Report every line in the listing that contains the string "plis".

-- start of Supplied material --

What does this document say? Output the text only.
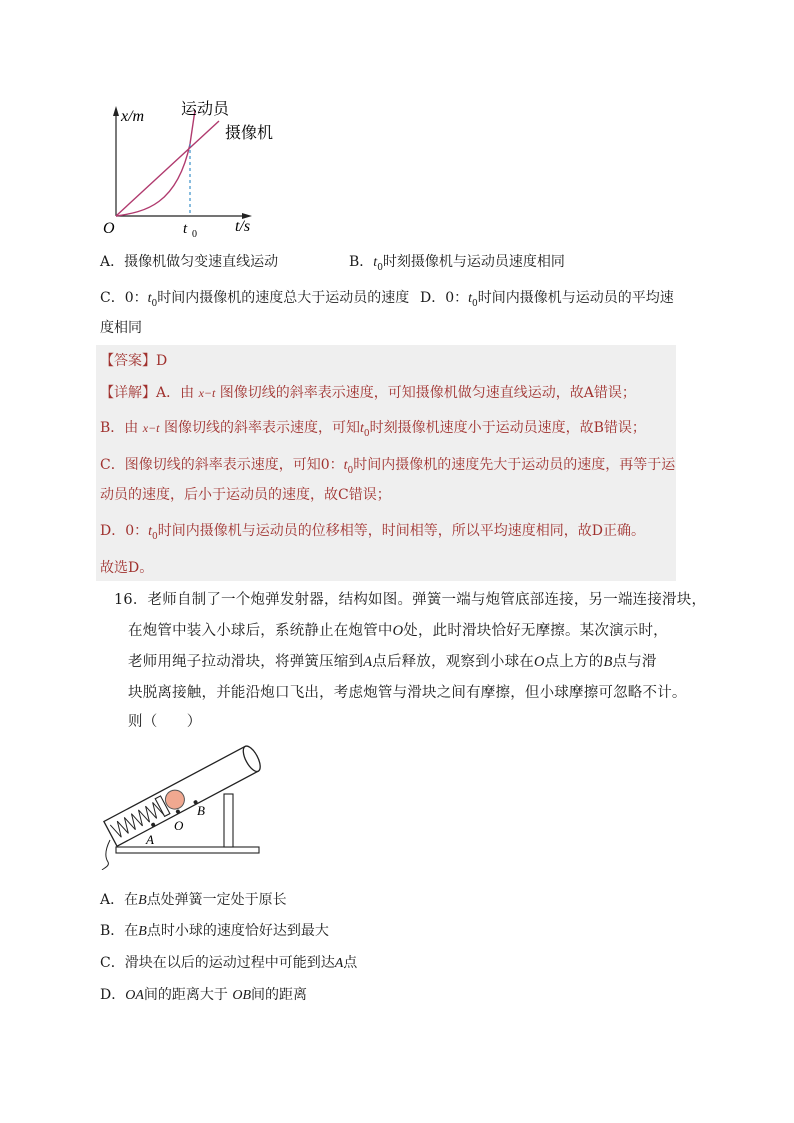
x/m
t/s
O	t 0
运动员
摄像机
A．摄像机做匀变速直线运动	B．$t_0$时刻摄像机与运动员速度相同
C．0：$t_0$时间内摄像机的速度总大于运动员的速度 D．0：$t_0$时间内摄像机与运动员的平均速
度相同
【答案】D
【详解】A．由 x−t 图像切线的斜率表示速度，可知摄像机做匀速直线运动，故A错误；
B．由 x−t 图像切线的斜率表示速度，可知$t_0$时刻摄像机速度小于运动员速度，故B错误；
C．图像切线的斜率表示速度，可知0：$t_0$时间内摄像机的速度先大于运动员的速度，再等于运
动员的速度，后小于运动员的速度，故C错误；
D．0：$t_0$时间内摄像机与运动员的位移相等，时间相等，所以平均速度相同，故D正确。
故选D。
16．老师自制了一个炮弹发射器，结构如图。弹簧一端与炮管底部连接，另一端连接滑块，
在炮管中装入小球后，系统静止在炮管中O处，此时滑块恰好无摩擦。某次演示时，
老师用绳子拉动滑块，将弹簧压缩到A点后释放，观察到小球在O点上方的B点与滑
块脱离接触，并能沿炮口飞出，考虑炮管与滑块之间有摩擦，但小球摩擦可忽略不计。
则（　　）
A
O
B
A．在B点处弹簧一定处于原长
B．在B点时小球的速度恰好达到最大
C．滑块在以后的运动过程中可能到达A点
D．OA间的距离大于 OB间的距离
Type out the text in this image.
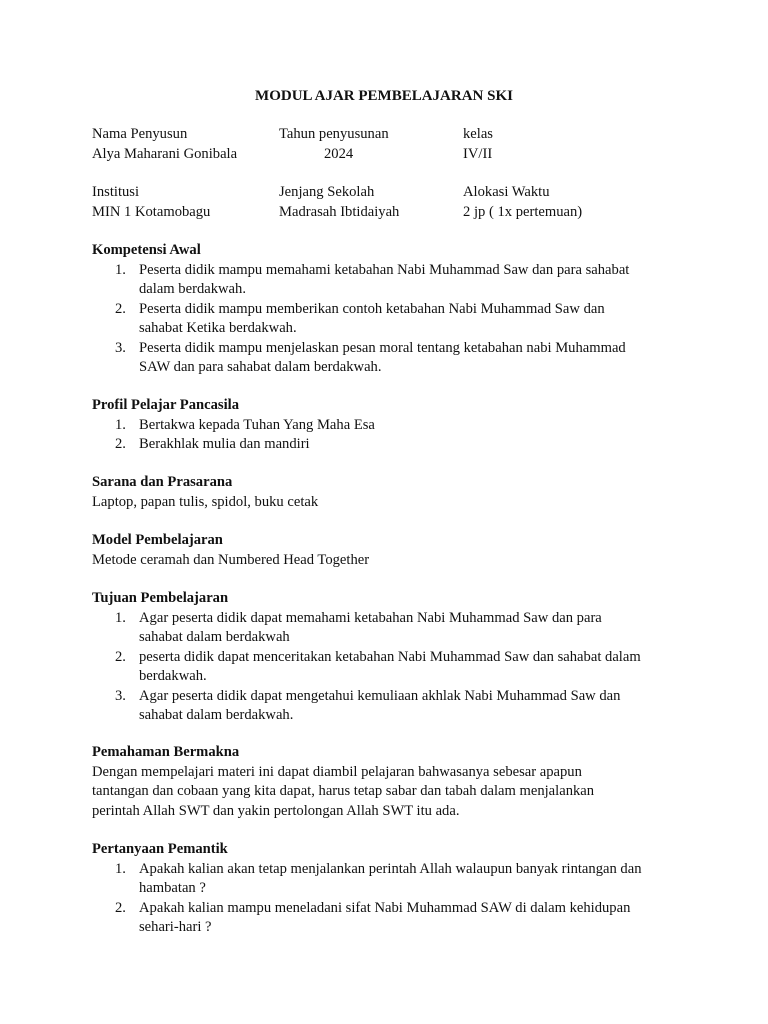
MODUL AJAR PEMBELAJARAN SKI
Nama Penyusun	Tahun penyusunan	kelas
Alya Maharani Gonibala	2024	IV/II
Institusi	Jenjang Sekolah	Alokasi Waktu
MIN 1 Kotamobagu	Madrasah Ibtidaiyah	2 jp ( 1x pertemuan)
Kompetensi Awal
1. Peserta didik mampu memahami ketabahan Nabi Muhammad Saw dan para sahabat
dalam berdakwah.
2. Peserta didik mampu memberikan contoh ketabahan Nabi Muhammad Saw dan
sahabat Ketika berdakwah.
3. Peserta didik mampu menjelaskan pesan moral tentang ketabahan nabi Muhammad
SAW dan para sahabat dalam berdakwah.
Profil Pelajar Pancasila
1. Bertakwa kepada Tuhan Yang Maha Esa
2. Berakhlak mulia dan mandiri
Sarana dan Prasarana

Laptop, papan tulis, spidol, buku cetak

Model Pembelajaran

Metode ceramah dan Numbered Head Together

Tujuan Pembelajaran
1. Agar peserta didik dapat memahami ketabahan Nabi Muhammad Saw dan para
sahabat dalam berdakwah
2. peserta didik dapat menceritakan ketabahan Nabi Muhammad Saw dan sahabat dalam
berdakwah.
3. Agar peserta didik dapat mengetahui kemuliaan akhlak Nabi Muhammad Saw dan
sahabat dalam berdakwah.
Pemahaman Bermakna

Dengan mempelajari materi ini dapat diambil pelajaran bahwasanya sebesar apapun
tantangan dan cobaan yang kita dapat, harus tetap sabar dan tabah dalam menjalankan
perintah Allah SWT dan yakin pertolongan Allah SWT itu ada.

Pertanyaan Pemantik
1. Apakah kalian akan tetap menjalankan perintah Allah walaupun banyak rintangan dan
hambatan ?
2. Apakah kalian mampu meneladani sifat Nabi Muhammad SAW di dalam kehidupan
sehari-hari ?
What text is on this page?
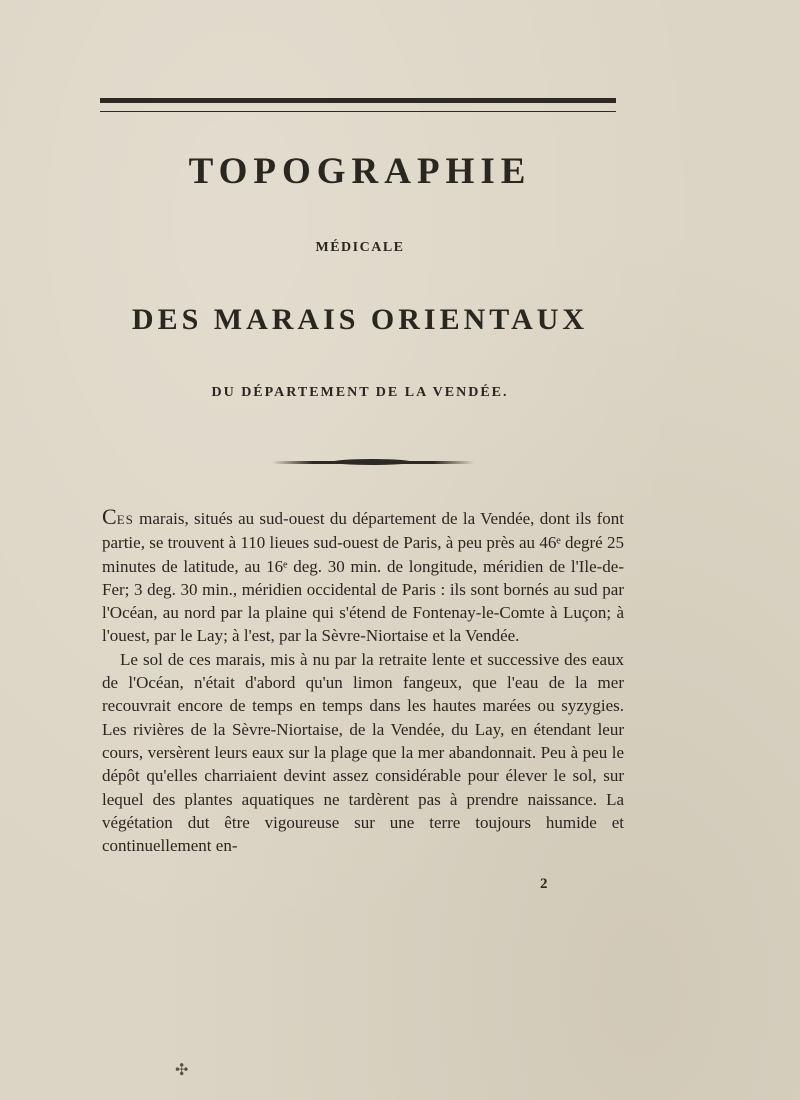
TOPOGRAPHIE
MÉDICALE
DES MARAIS ORIENTAUX
DU DÉPARTEMENT DE LA VENDÉE.

CES marais, situés au sud-ouest du département de la Vendée, dont ils font partie, se trouvent à 110 lieues sud-ouest de Paris, à peu près au 46ᵉ degré 25 minutes de latitude, au 16ᵉ deg. 30 min. de longitude, méridien de l'Ile-de-Fer; 3 deg. 30 min., méridien occidental de Paris : ils sont bornés au sud par l'Océan, au nord par la plaine qui s'étend de Fontenay-le-Comte à Luçon; à l'ouest, par le Lay; à l'est, par la Sèvre-Niortaise et la Vendée.

Le sol de ces marais, mis à nu par la retraite lente et successive des eaux de l'Océan, n'était d'abord qu'un limon fangeux, que l'eau de la mer recouvrait encore de temps en temps dans les hautes marées ou syzygies. Les rivières de la Sèvre-Niortaise, de la Vendée, du Lay, en étendant leur cours, versèrent leurs eaux sur la plage que la mer abandonnait. Peu à peu le dépôt qu'elles charriaient devint assez considérable pour élever le sol, sur lequel des plantes aquatiques ne tardèrent pas à prendre naissance. La végétation dut être vigoureuse sur une terre toujours humide et continuellement en-

2
✣
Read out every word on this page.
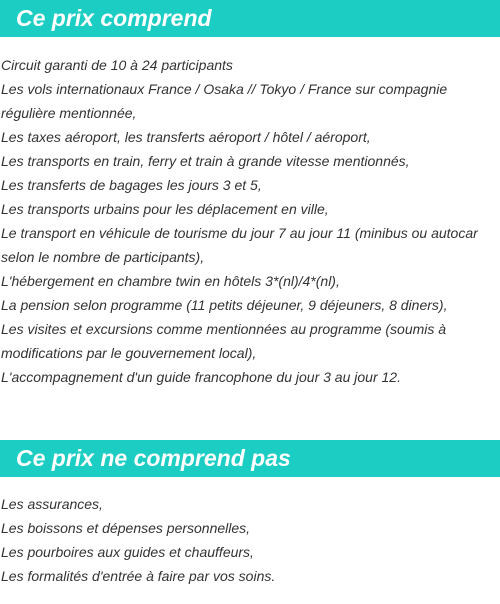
Ce prix comprend
Circuit garanti de 10 à 24 participants
Les vols internationaux France / Osaka // Tokyo / France sur compagnie régulière mentionnée,
Les taxes aéroport, les transferts aéroport / hôtel / aéroport,
Les transports en train, ferry et train à grande vitesse mentionnés,
Les transferts de bagages les jours 3 et 5,
Les transports urbains pour les déplacement en ville,
Le transport en véhicule de tourisme du jour 7 au jour 11 (minibus ou autocar selon le nombre de participants),
L'hébergement en chambre twin en hôtels 3*(nl)/4*(nl),
La pension selon programme (11 petits déjeuner, 9 déjeuners, 8 diners),
Les visites et excursions comme mentionnées au programme (soumis à modifications par le gouvernement local),
L'accompagnement d'un guide francophone du jour 3 au jour 12.
Ce prix ne comprend pas
Les assurances,
Les boissons et dépenses personnelles,
Les pourboires aux guides et chauffeurs,
Les formalités d'entrée à faire par vos soins.
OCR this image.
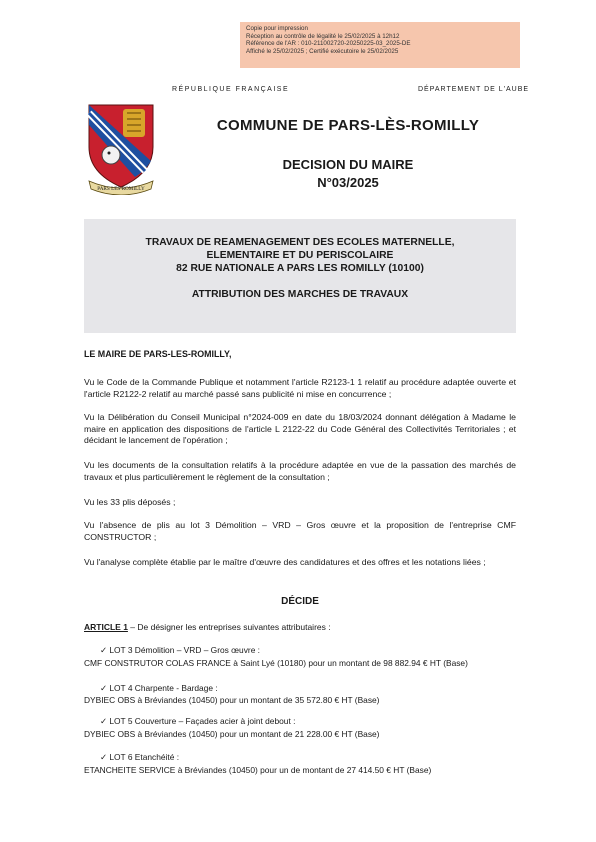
Copie pour impression
Réception au contrôle de légalité le 25/02/2025 à 12h12
Référence de l'AR : 010-211002720-20250225-03_2025-DE
Affiché le 25/02/2025 ; Certifié exécutoire le 25/02/2025
RÉPUBLIQUE FRANÇAISE	DÉPARTEMENT DE L'AUBE
PARS LES ROMILLY
COMMUNE DE PARS-LÈS-ROMILLY
DECISION DU MAIRE
N°03/2025
TRAVAUX DE REAMENAGEMENT DES ECOLES MATERNELLE,
ELEMENTAIRE ET DU PERISCOLAIRE
82 RUE NATIONALE A PARS LES ROMILLY (10100)
ATTRIBUTION DES MARCHES DE TRAVAUX
LE MAIRE DE PARS-LES-ROMILLY,
Vu le Code de la Commande Publique et notamment l'article R2123-1 1 relatif au procédure adaptée ouverte et l'article R2122-2 relatif au marché passé sans publicité ni mise en concurrence ;
Vu la Délibération du Conseil Municipal n°2024-009 en date du 18/03/2024 donnant délégation à Madame le maire en application des dispositions de l'article L 2122-22 du Code Général des Collectivités Territoriales ; et décidant le lancement de l'opération ;
Vu les documents de la consultation relatifs à la procédure adaptée en vue de la passation des marchés de travaux et plus particulièrement le règlement de la consultation ;
Vu les 33 plis déposés ;
Vu l'absence de plis au lot 3 Démolition – VRD – Gros œuvre et la proposition de l'entreprise CMF CONSTRUCTOR ;
Vu l'analyse complète établie par le maître d'œuvre des candidatures et des offres et les notations liées ;
DÉCIDE
ARTICLE 1 – De désigner les entreprises suivantes attributaires :
✓ LOT 3 Démolition – VRD – Gros œuvre :
CMF CONSTRUTOR COLAS FRANCE à Saint Lyé (10180) pour un montant de 98 882.94 € HT (Base)
✓ LOT 4 Charpente - Bardage :
DYBIEC OBS à Bréviandes (10450) pour un montant de 35 572.80 € HT (Base)
✓ LOT 5 Couverture – Façades acier à joint debout :
DYBIEC OBS à Bréviandes (10450) pour un montant de 21 228.00 € HT (Base)
✓ LOT 6 Etanchéité :
ETANCHEITE SERVICE à Bréviandes (10450) pour un de montant de 27 414.50 € HT (Base)
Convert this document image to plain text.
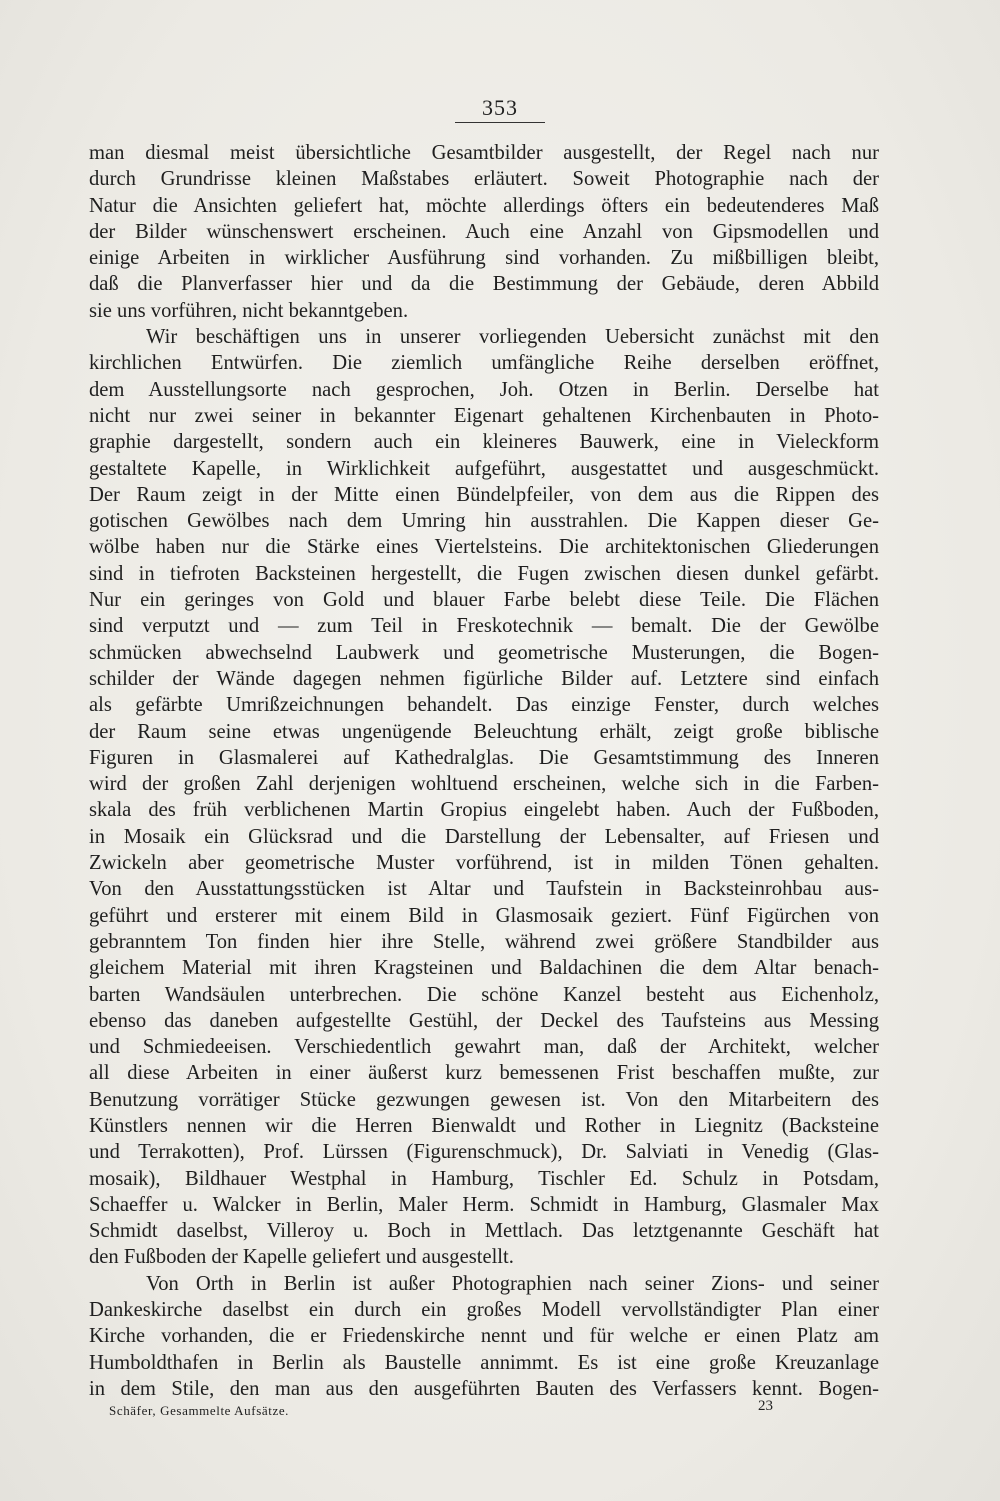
353
man diesmal meist übersichtliche Gesamtbilder ausgestellt, der Regel nach nur
durch Grundrisse kleinen Maßstabes erläutert. Soweit Photographie nach der
Natur die Ansichten geliefert hat, möchte allerdings öfters ein bedeutenderes Maß
der Bilder wünschenswert erscheinen. Auch eine Anzahl von Gipsmodellen und
einige Arbeiten in wirklicher Ausführung sind vorhanden. Zu mißbilligen bleibt,
daß die Planverfasser hier und da die Bestimmung der Gebäude, deren Abbild
sie uns vorführen, nicht bekanntgeben.
Wir beschäftigen uns in unserer vorliegenden Uebersicht zunächst mit den
kirchlichen Entwürfen. Die ziemlich umfängliche Reihe derselben eröffnet,
dem Ausstellungsorte nach gesprochen, Joh. Otzen in Berlin. Derselbe hat
nicht nur zwei seiner in bekannter Eigenart gehaltenen Kirchenbauten in Photo-
graphie dargestellt, sondern auch ein kleineres Bauwerk, eine in Vieleckform
gestaltete Kapelle, in Wirklichkeit aufgeführt, ausgestattet und ausgeschmückt.
Der Raum zeigt in der Mitte einen Bündelpfeiler, von dem aus die Rippen des
gotischen Gewölbes nach dem Umring hin ausstrahlen. Die Kappen dieser Ge-
wölbe haben nur die Stärke eines Viertelsteins. Die architektonischen Gliederungen
sind in tiefroten Backsteinen hergestellt, die Fugen zwischen diesen dunkel gefärbt.
Nur ein geringes von Gold und blauer Farbe belebt diese Teile. Die Flächen
sind verputzt und — zum Teil in Freskotechnik — bemalt. Die der Gewölbe
schmücken abwechselnd Laubwerk und geometrische Musterungen, die Bogen-
schilder der Wände dagegen nehmen figürliche Bilder auf. Letztere sind einfach
als gefärbte Umrißzeichnungen behandelt. Das einzige Fenster, durch welches
der Raum seine etwas ungenügende Beleuchtung erhält, zeigt große biblische
Figuren in Glasmalerei auf Kathedralglas. Die Gesamtstimmung des Inneren
wird der großen Zahl derjenigen wohltuend erscheinen, welche sich in die Farben-
skala des früh verblichenen Martin Gropius eingelebt haben. Auch der Fußboden,
in Mosaik ein Glücksrad und die Darstellung der Lebensalter, auf Friesen und
Zwickeln aber geometrische Muster vorführend, ist in milden Tönen gehalten.
Von den Ausstattungsstücken ist Altar und Taufstein in Backsteinrohbau aus-
geführt und ersterer mit einem Bild in Glasmosaik geziert. Fünf Figürchen von
gebranntem Ton finden hier ihre Stelle, während zwei größere Standbilder aus
gleichem Material mit ihren Kragsteinen und Baldachinen die dem Altar benach-
barten Wandsäulen unterbrechen. Die schöne Kanzel besteht aus Eichenholz,
ebenso das daneben aufgestellte Gestühl, der Deckel des Taufsteins aus Messing
und Schmiedeeisen. Verschiedentlich gewahrt man, daß der Architekt, welcher
all diese Arbeiten in einer äußerst kurz bemessenen Frist beschaffen mußte, zur
Benutzung vorrätiger Stücke gezwungen gewesen ist. Von den Mitarbeitern des
Künstlers nennen wir die Herren Bienwaldt und Rother in Liegnitz (Backsteine
und Terrakotten), Prof. Lürssen (Figurenschmuck), Dr. Salviati in Venedig (Glas-
mosaik), Bildhauer Westphal in Hamburg, Tischler Ed. Schulz in Potsdam,
Schaeffer u. Walcker in Berlin, Maler Herm. Schmidt in Hamburg, Glasmaler Max
Schmidt daselbst, Villeroy u. Boch in Mettlach. Das letztgenannte Geschäft hat
den Fußboden der Kapelle geliefert und ausgestellt.
Von Orth in Berlin ist außer Photographien nach seiner Zions- und seiner
Dankeskirche daselbst ein durch ein großes Modell vervollständigter Plan einer
Kirche vorhanden, die er Friedenskirche nennt und für welche er einen Platz am
Humboldthafen in Berlin als Baustelle annimmt. Es ist eine große Kreuzanlage
in dem Stile, den man aus den ausgeführten Bauten des Verfassers kennt. Bogen-
Schäfer, Gesammelte Aufsätze.	23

-- end of Supplied material --

Expected answer:
Vu les 33 plis déposés ;
Vu l'absence de plis au lot 3 Démolition – VRD – Gros œuvre et la proposition de l'entreprise CMF CONSTRUCTOR ;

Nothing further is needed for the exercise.